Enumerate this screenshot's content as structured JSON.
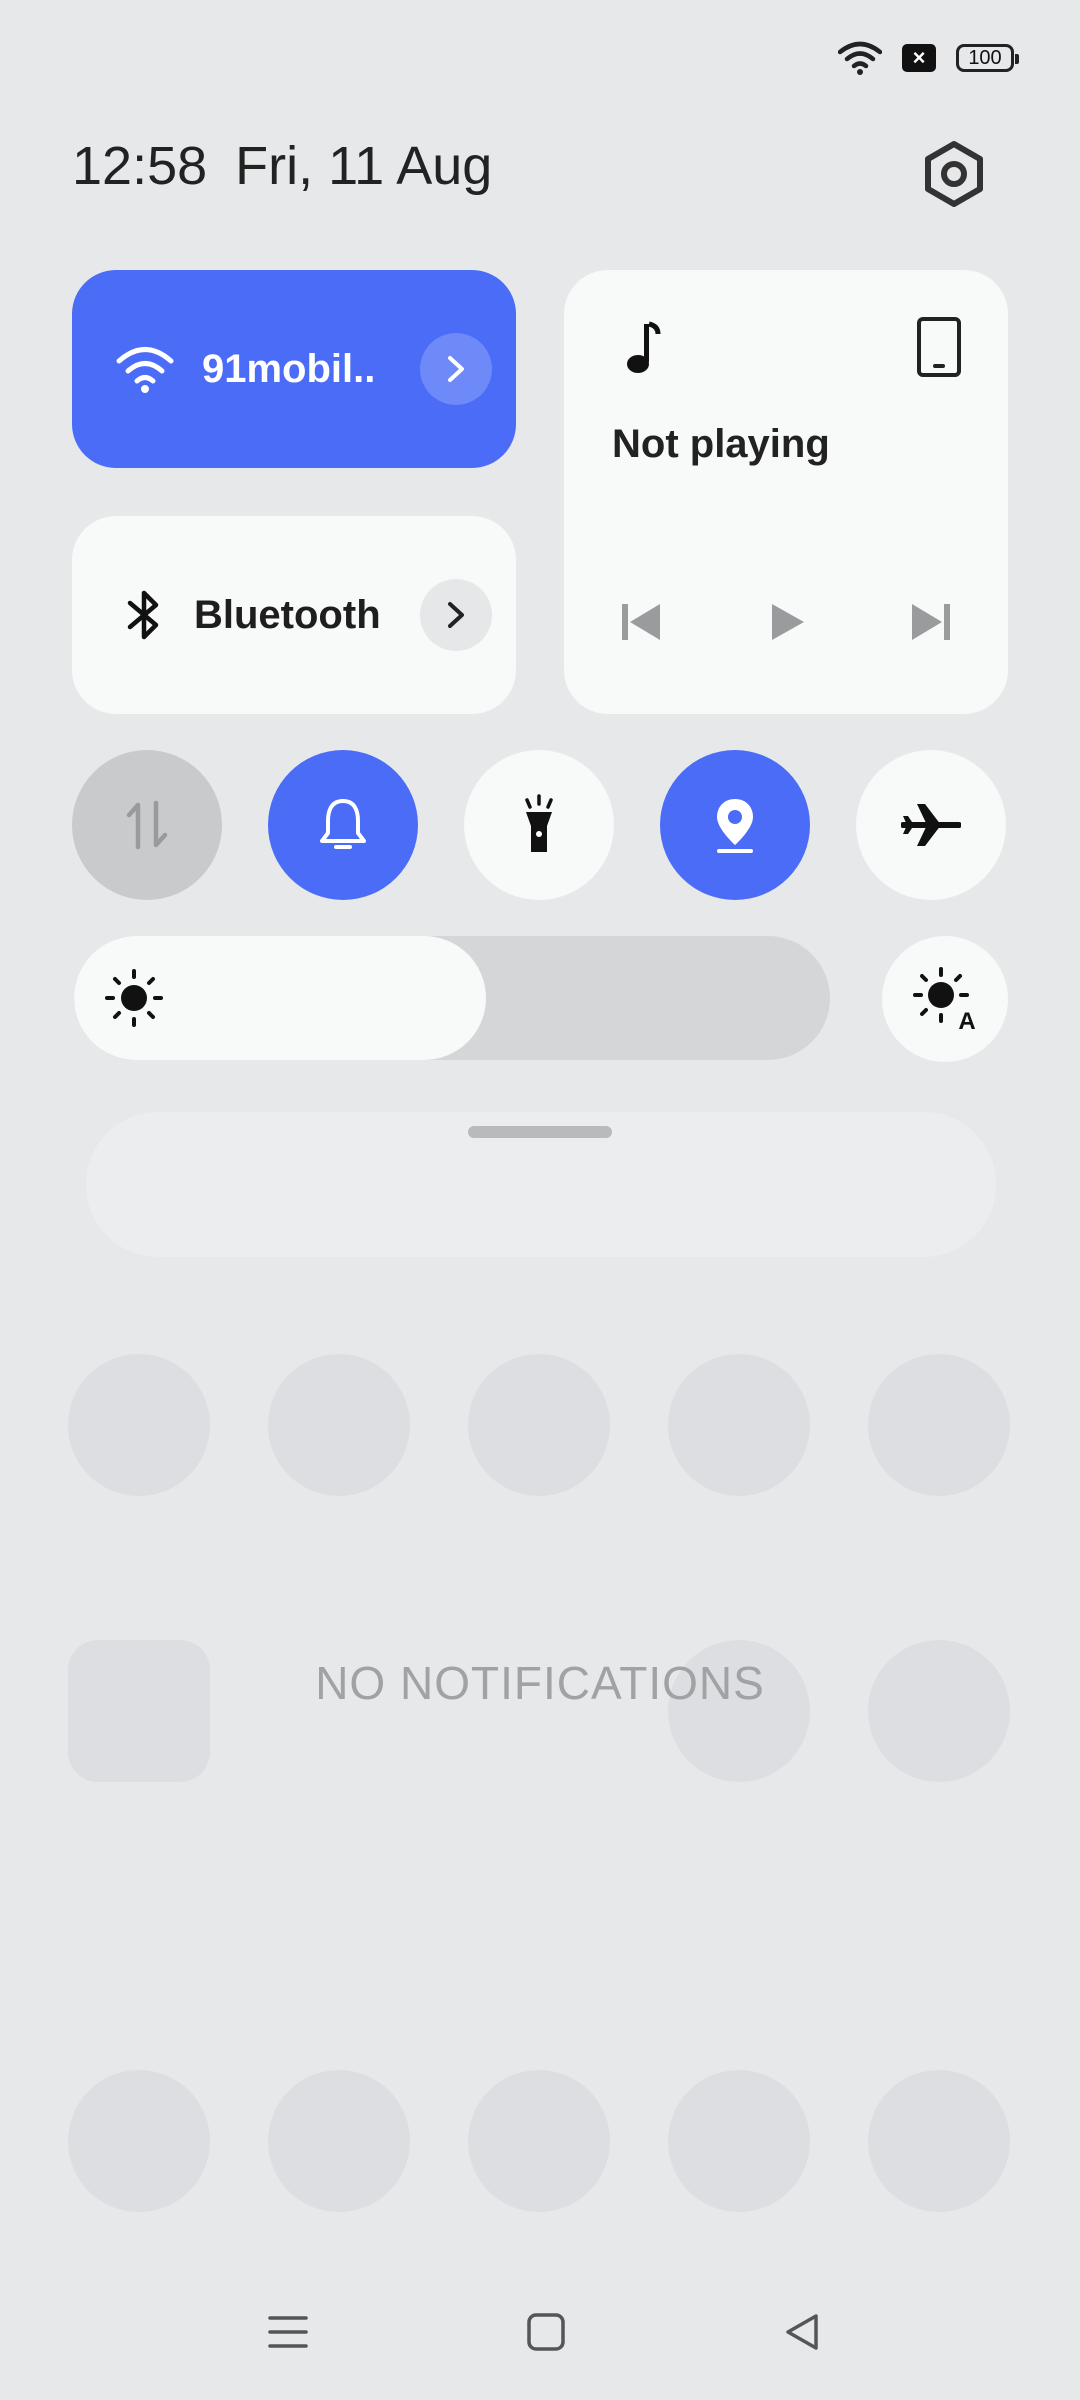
{
  "status_bar": {
    "battery_level": "100",
    "signal_indicator": "×",
    "icons": [
      "wifi-icon",
      "no-sim-icon",
      "battery-icon"
    ]
  },
  "header": {
    "time": "12:58",
    "date": "Fri, 11 Aug"
  },
  "tiles": {
    "wifi": {
      "label": "91mobil..",
      "active": true,
      "icon": "wifi-icon"
    },
    "bluetooth": {
      "label": "Bluetooth",
      "active": false,
      "icon": "bluetooth-icon"
    }
  },
  "media": {
    "status": "Not playing",
    "icons": [
      "music-note-icon",
      "phone-device-icon",
      "previous-icon",
      "play-icon",
      "next-icon"
    ]
  },
  "toggles": [
    {
      "name": "mobile-data",
      "active": false,
      "icon": "data-arrows-icon"
    },
    {
      "name": "sound",
      "active": true,
      "icon": "bell-icon"
    },
    {
      "name": "flashlight",
      "active": false,
      "icon": "flashlight-icon"
    },
    {
      "name": "location",
      "active": true,
      "icon": "location-pin-icon"
    },
    {
      "name": "airplane-mode",
      "active": false,
      "icon": "airplane-icon"
    }
  ],
  "brightness": {
    "level": 0.545,
    "auto_icon": "auto-brightness-icon"
  },
  "notifications": {
    "empty_text": "NO NOTIFICATIONS"
  },
  "colors": {
    "accent": "#4a6cf7",
    "tile_bg": "#f8f9f9",
    "shade_bg": "#e6e8ea",
    "inactive_toggle": "#c9cacc"
  }
}
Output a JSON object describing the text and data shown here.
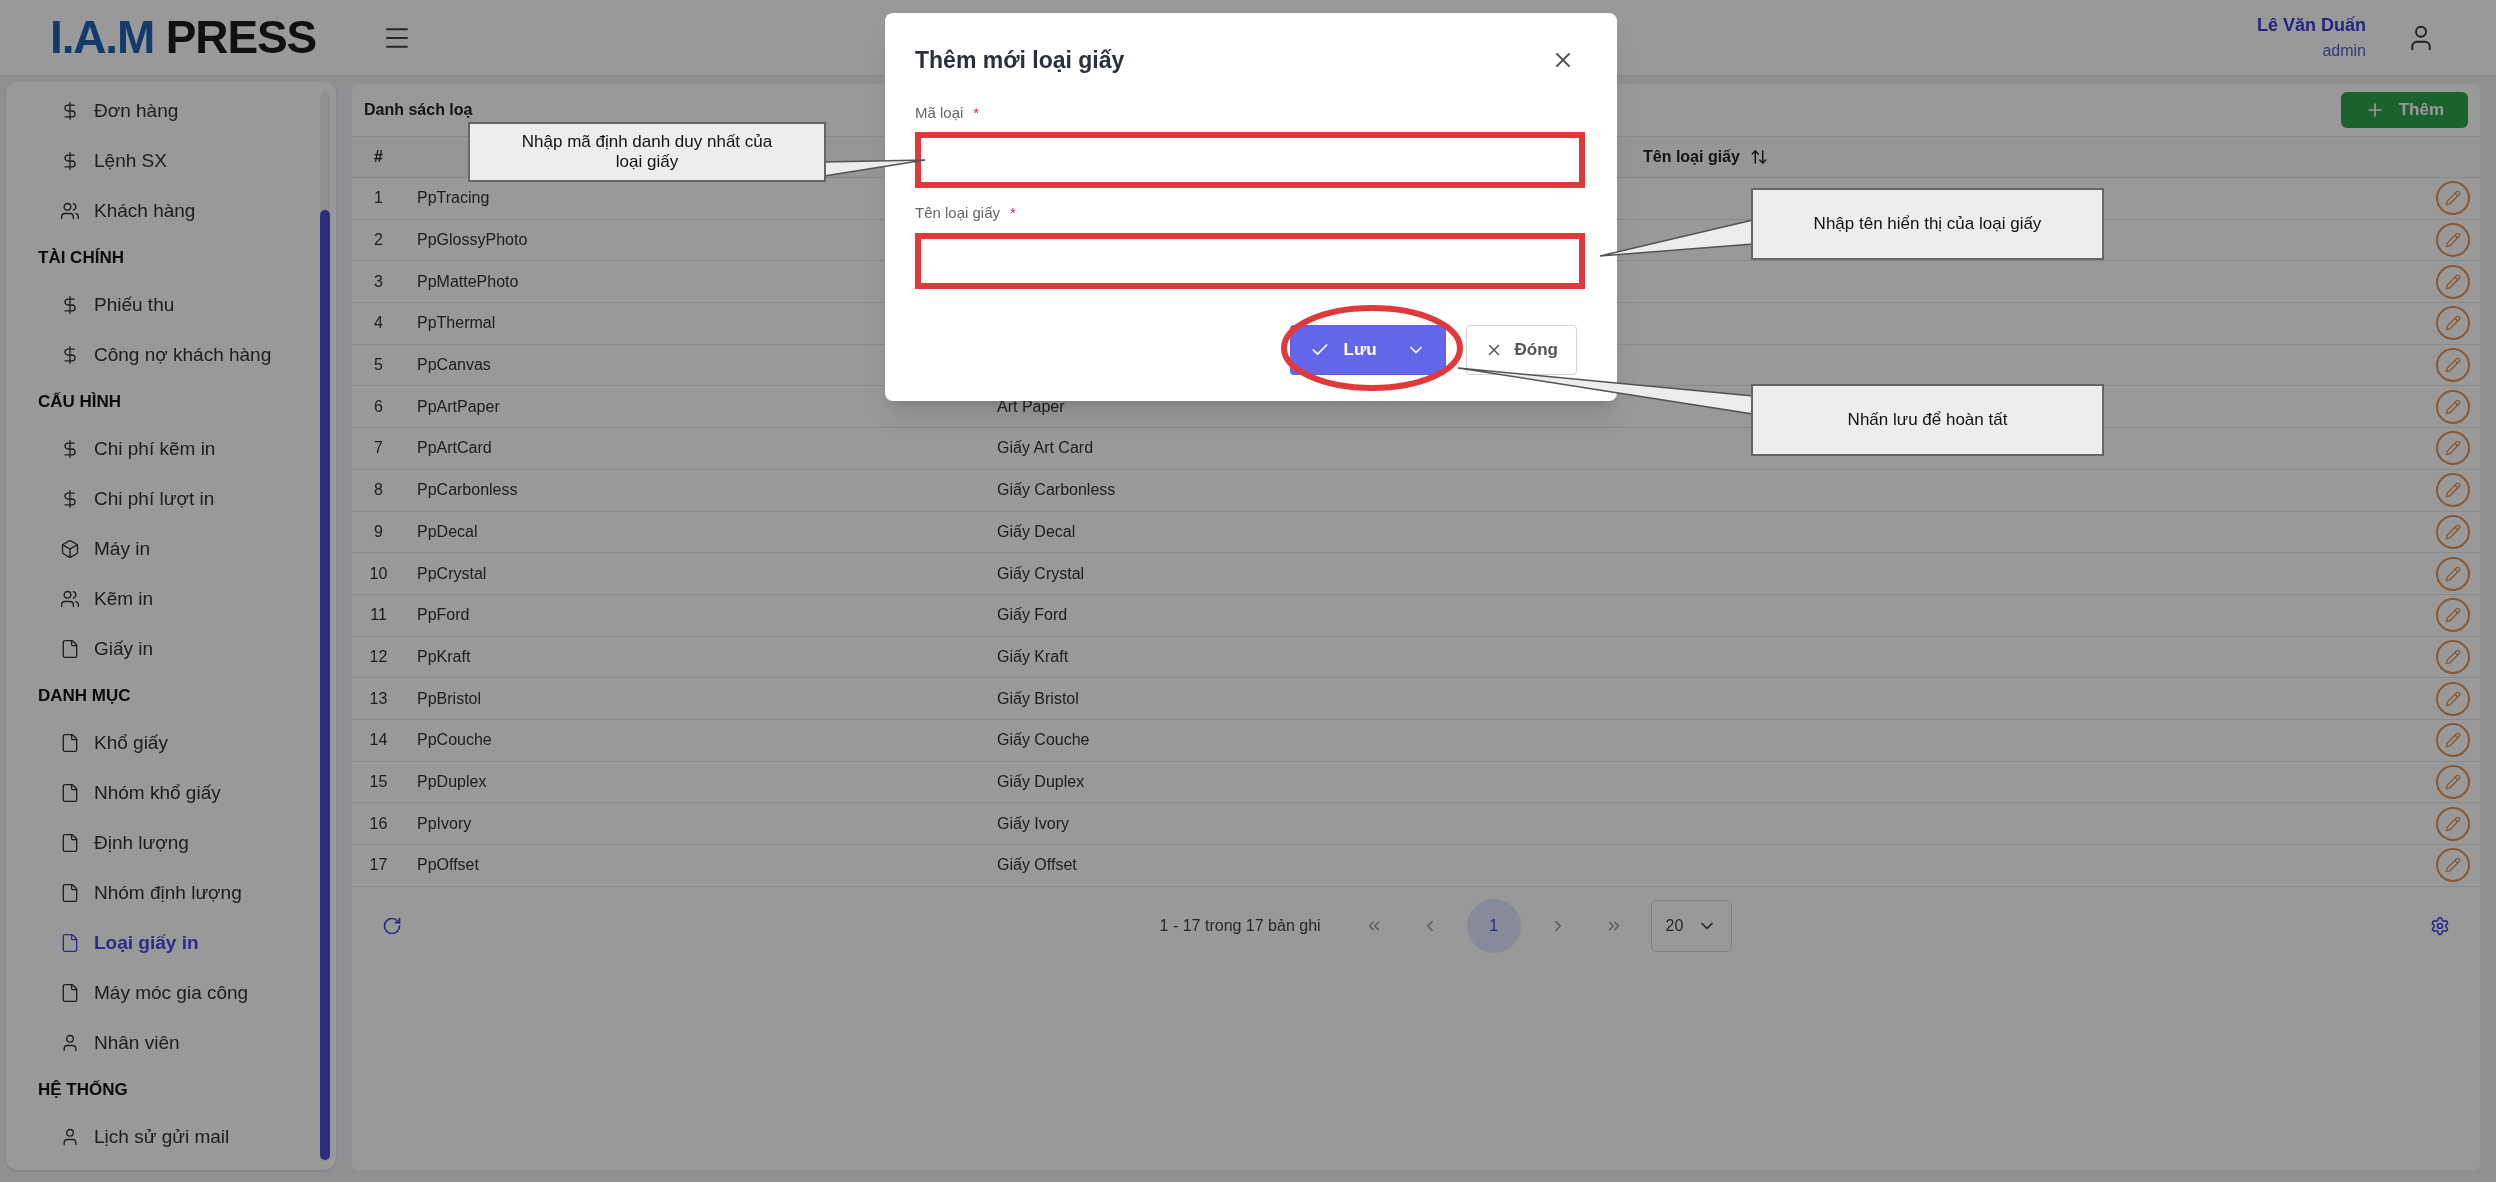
{
  "header": {
    "logo": {
      "mark": "I.A.M",
      "word": "PRESS"
    },
    "user": {
      "name": "Lê Văn Duấn",
      "role": "admin"
    }
  },
  "sidebar": {
    "sections": [
      {
        "items": [
          {
            "label": "Đơn hàng",
            "kind": "dollar",
            "selected": false
          },
          {
            "label": "Lệnh SX",
            "kind": "dollar",
            "selected": false
          },
          {
            "label": "Khách hàng",
            "kind": "users",
            "selected": false
          }
        ]
      },
      {
        "title": "TÀI CHÍNH",
        "items": [
          {
            "label": "Phiếu thu",
            "kind": "dollar",
            "selected": false
          },
          {
            "label": "Công nợ khách hàng",
            "kind": "dollar",
            "selected": false
          }
        ]
      },
      {
        "title": "CẤU HÌNH",
        "items": [
          {
            "label": "Chi phí kẽm in",
            "kind": "dollar",
            "selected": false
          },
          {
            "label": "Chi phí lượt in",
            "kind": "dollar",
            "selected": false
          },
          {
            "label": "Máy in",
            "kind": "box",
            "selected": false
          },
          {
            "label": "Kẽm in",
            "kind": "users",
            "selected": false
          },
          {
            "label": "Giấy in",
            "kind": "file",
            "selected": false
          }
        ]
      },
      {
        "title": "DANH MỤC",
        "items": [
          {
            "label": "Khổ giấy",
            "kind": "file",
            "selected": false
          },
          {
            "label": "Nhóm khổ giấy",
            "kind": "file",
            "selected": false
          },
          {
            "label": "Định lượng",
            "kind": "file",
            "selected": false
          },
          {
            "label": "Nhóm định lượng",
            "kind": "file",
            "selected": false
          },
          {
            "label": "Loại giấy in",
            "kind": "file",
            "selected": true
          },
          {
            "label": "Máy móc gia công",
            "kind": "file",
            "selected": false
          },
          {
            "label": "Nhân viên",
            "kind": "user",
            "selected": false
          }
        ]
      },
      {
        "title": "HỆ THỐNG",
        "items": [
          {
            "label": "Lịch sử gửi mail",
            "kind": "user",
            "selected": false
          }
        ]
      }
    ]
  },
  "table": {
    "title": "Danh sách loạ",
    "add_button": "Thêm",
    "columns": {
      "index": "#",
      "name": "Tên loại giấy"
    },
    "rows": [
      {
        "no": "1",
        "code": "PpTracing"
      },
      {
        "no": "2",
        "code": "PpGlossyPhoto"
      },
      {
        "no": "3",
        "code": "PpMattePhoto"
      },
      {
        "no": "4",
        "code": "PpThermal"
      },
      {
        "no": "5",
        "code": "PpCanvas"
      },
      {
        "no": "6",
        "code": "PpArtPaper",
        "name": "Art Paper"
      },
      {
        "no": "7",
        "code": "PpArtCard",
        "name": "Giấy Art Card"
      },
      {
        "no": "8",
        "code": "PpCarbonless",
        "name": "Giấy Carbonless"
      },
      {
        "no": "9",
        "code": "PpDecal",
        "name": "Giấy Decal"
      },
      {
        "no": "10",
        "code": "PpCrystal",
        "name": "Giấy Crystal"
      },
      {
        "no": "11",
        "code": "PpFord",
        "name": "Giấy Ford"
      },
      {
        "no": "12",
        "code": "PpKraft",
        "name": "Giấy Kraft"
      },
      {
        "no": "13",
        "code": "PpBristol",
        "name": "Giấy Bristol"
      },
      {
        "no": "14",
        "code": "PpCouche",
        "name": "Giấy Couche"
      },
      {
        "no": "15",
        "code": "PpDuplex",
        "name": "Giấy Duplex"
      },
      {
        "no": "16",
        "code": "PpIvory",
        "name": "Giấy Ivory"
      },
      {
        "no": "17",
        "code": "PpOffset",
        "name": "Giấy Offset"
      }
    ],
    "pagination": {
      "summary": "1 - 17 trong 17 bản ghi",
      "pages": [
        {
          "label": "1",
          "selected": true
        }
      ],
      "page_size": "20"
    }
  },
  "modal": {
    "title": "Thêm mới loại giấy",
    "fields": [
      {
        "label": "Mã loại",
        "required_mark": "*"
      },
      {
        "label": "Tên loại giấy",
        "required_mark": "*"
      }
    ],
    "buttons": [
      {
        "kind": "primary",
        "label": "Lưu"
      },
      {
        "kind": "secondary",
        "label": "Đóng"
      }
    ]
  },
  "callouts": [
    {
      "text": "Nhập mã định danh duy nhất của loại giấy"
    },
    {
      "text": "Nhập tên hiển thị của loại giấy"
    },
    {
      "text": "Nhấn lưu để hoàn tất"
    }
  ]
}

EXERCISE GOAL -
Reproduce every entry word for word, but omit the pictures.

OUTPUT OF THE TASK -
Enumerate this screenshot's content as structured JSON.
{
  "status_bar": {
    "battery_level": "100",
    "signal_indicator": "×",
    "icons": [
      "wifi-icon",
      "no-sim-icon",
      "battery-icon"
    ]
  },
  "header": {
    "time": "12:58",
    "date": "Fri, 11 Aug"
  },
  "tiles": {
    "wifi": {
      "label": "91mobil..",
      "active": true,
      "icon": "wifi-icon"
    },
    "bluetooth": {
      "label": "Bluetooth",
      "active": false,
      "icon": "bluetooth-icon"
    }
  },
  "media": {
    "status": "Not playing",
    "icons": [
      "music-note-icon",
      "phone-device-icon",
      "previous-icon",
      "play-icon",
      "next-icon"
    ]
  },
  "toggles": [
    {
      "name": "mobile-data",
      "active": false,
      "icon": "data-arrows-icon"
    },
    {
      "name": "sound",
      "active": true,
      "icon": "bell-icon"
    },
    {
      "name": "flashlight",
      "active": false,
      "icon": "flashlight-icon"
    },
    {
      "name": "location",
      "active": true,
      "icon": "location-pin-icon"
    },
    {
      "name": "airplane-mode",
      "active": false,
      "icon": "airplane-icon"
    }
  ],
  "brightness": {
    "level": 0.545,
    "auto_icon": "auto-brightness-icon"
  },
  "notifications": {
    "empty_text": "NO NOTIFICATIONS"
  },
  "colors": {
    "accent": "#4a6cf7",
    "tile_bg": "#f8f9f9",
    "shade_bg": "#e6e8ea",
    "inactive_toggle": "#c9cacc"
  }
}
Output a JSON object describing the text and data shown here.
{
  "header": {
    "logo": {
      "mark": "I.A.M",
      "word": "PRESS"
    },
    "user": {
      "name": "Lê Văn Duấn",
      "role": "admin"
    }
  },
  "sidebar": {
    "sections": [
      {
        "items": [
          {
            "label": "Đơn hàng",
            "kind": "dollar",
            "selected": false
          },
          {
            "label": "Lệnh SX",
            "kind": "dollar",
            "selected": false
          },
          {
            "label": "Khách hàng",
            "kind": "users",
            "selected": false
          }
        ]
      },
      {
        "title": "TÀI CHÍNH",
        "items": [
          {
            "label": "Phiếu thu",
            "kind": "dollar",
            "selected": false
          },
          {
            "label": "Công nợ khách hàng",
            "kind": "dollar",
            "selected": false
          }
        ]
      },
      {
        "title": "CẤU HÌNH",
        "items": [
          {
            "label": "Chi phí kẽm in",
            "kind": "dollar",
            "selected": false
          },
          {
            "label": "Chi phí lượt in",
            "kind": "dollar",
            "selected": false
          },
          {
            "label": "Máy in",
            "kind": "box",
            "selected": false
          },
          {
            "label": "Kẽm in",
            "kind": "users",
            "selected": false
          },
          {
            "label": "Giấy in",
            "kind": "file",
            "selected": false
          }
        ]
      },
      {
        "title": "DANH MỤC",
        "items": [
          {
            "label": "Khổ giấy",
            "kind": "file",
            "selected": false
          },
          {
            "label": "Nhóm khổ giấy",
            "kind": "file",
            "selected": false
          },
          {
            "label": "Định lượng",
            "kind": "file",
            "selected": false
          },
          {
            "label": "Nhóm định lượng",
            "kind": "file",
            "selected": false
          },
          {
            "label": "Loại giấy in",
            "kind": "file",
            "selected": true
          },
          {
            "label": "Máy móc gia công",
            "kind": "file",
            "selected": false
          },
          {
            "label": "Nhân viên",
            "kind": "user",
            "selected": false
          }
        ]
      },
      {
        "title": "HỆ THỐNG",
        "items": [
          {
            "label": "Lịch sử gửi mail",
            "kind": "user",
            "selected": false
          }
        ]
      }
    ]
  },
  "table": {
    "title": "Danh sách loạ",
    "add_button": "Thêm",
    "columns": {
      "index": "#",
      "name": "Tên loại giấy"
    },
    "rows": [
      {
        "no": "1",
        "code": "PpTracing"
      },
      {
        "no": "2",
        "code": "PpGlossyPhoto"
      },
      {
        "no": "3",
        "code": "PpMattePhoto"
      },
      {
        "no": "4",
        "code": "PpThermal"
      },
      {
        "no": "5",
        "code": "PpCanvas"
      },
      {
        "no": "6",
        "code": "PpArtPaper",
        "name": "Art Paper"
      },
      {
        "no": "7",
        "code": "PpArtCard",
        "name": "Giấy Art Card"
      },
      {
        "no": "8",
        "code": "PpCarbonless",
        "name": "Giấy Carbonless"
      },
      {
        "no": "9",
        "code": "PpDecal",
        "name": "Giấy Decal"
      },
      {
        "no": "10",
        "code": "PpCrystal",
        "name": "Giấy Crystal"
      },
      {
        "no": "11",
        "code": "PpFord",
        "name": "Giấy Ford"
      },
      {
        "no": "12",
        "code": "PpKraft",
        "name": "Giấy Kraft"
      },
      {
        "no": "13",
        "code": "PpBristol",
        "name": "Giấy Bristol"
      },
      {
        "no": "14",
        "code": "PpCouche",
        "name": "Giấy Couche"
      },
      {
        "no": "15",
        "code": "PpDuplex",
        "name": "Giấy Duplex"
      },
      {
        "no": "16",
        "code": "PpIvory",
        "name": "Giấy Ivory"
      },
      {
        "no": "17",
        "code": "PpOffset",
        "name": "Giấy Offset"
      }
    ],
    "pagination": {
      "summary": "1 - 17 trong 17 bản ghi",
      "pages": [
        {
          "label": "1",
          "selected": true
        }
      ],
      "page_size": "20"
    }
  },
  "modal": {
    "title": "Thêm mới loại giấy",
    "fields": [
      {
        "label": "Mã loại",
        "required_mark": "*"
      },
      {
        "label": "Tên loại giấy",
        "required_mark": "*"
      }
    ],
    "buttons": [
      {
        "kind": "primary",
        "label": "Lưu"
      },
      {
        "kind": "secondary",
        "label": "Đóng"
      }
    ]
  },
  "callouts": [
    {
      "text": "Nhập mã định danh duy nhất của loại giấy"
    },
    {
      "text": "Nhập tên hiển thị của loại giấy"
    },
    {
      "text": "Nhấn lưu để hoàn tất"
    }
  ]
}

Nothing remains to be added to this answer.